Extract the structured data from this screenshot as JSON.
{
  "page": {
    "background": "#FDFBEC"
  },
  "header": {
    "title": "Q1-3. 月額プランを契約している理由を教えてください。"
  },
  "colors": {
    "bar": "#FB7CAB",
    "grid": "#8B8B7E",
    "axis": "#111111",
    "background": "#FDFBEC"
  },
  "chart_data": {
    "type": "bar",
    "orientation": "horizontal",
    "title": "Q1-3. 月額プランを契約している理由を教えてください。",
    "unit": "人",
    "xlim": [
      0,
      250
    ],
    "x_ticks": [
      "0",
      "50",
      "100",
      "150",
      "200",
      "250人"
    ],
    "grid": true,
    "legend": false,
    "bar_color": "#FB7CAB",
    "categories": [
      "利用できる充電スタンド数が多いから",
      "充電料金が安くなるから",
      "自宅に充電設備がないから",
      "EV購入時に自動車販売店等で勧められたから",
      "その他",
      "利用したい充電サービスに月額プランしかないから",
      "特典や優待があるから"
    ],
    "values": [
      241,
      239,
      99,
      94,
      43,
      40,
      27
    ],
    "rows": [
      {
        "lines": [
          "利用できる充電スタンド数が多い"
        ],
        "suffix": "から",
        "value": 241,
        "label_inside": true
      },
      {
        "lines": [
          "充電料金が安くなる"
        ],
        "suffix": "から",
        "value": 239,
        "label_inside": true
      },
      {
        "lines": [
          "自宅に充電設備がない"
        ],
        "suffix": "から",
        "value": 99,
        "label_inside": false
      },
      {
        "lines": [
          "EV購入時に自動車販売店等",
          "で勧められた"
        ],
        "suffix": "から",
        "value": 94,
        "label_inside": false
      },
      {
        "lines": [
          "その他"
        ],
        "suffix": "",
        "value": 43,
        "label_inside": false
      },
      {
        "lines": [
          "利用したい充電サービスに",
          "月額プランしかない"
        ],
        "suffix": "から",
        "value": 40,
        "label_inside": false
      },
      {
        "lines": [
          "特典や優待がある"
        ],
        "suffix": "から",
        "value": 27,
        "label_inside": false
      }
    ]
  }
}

Objective: Write out every line of the preceding listing that contains "title".

Result:
    "title": "Q1-3. 月額プランを契約している理由を教えてください。"
    "title": "Q1-3. 月額プランを契約している理由を教えてください。",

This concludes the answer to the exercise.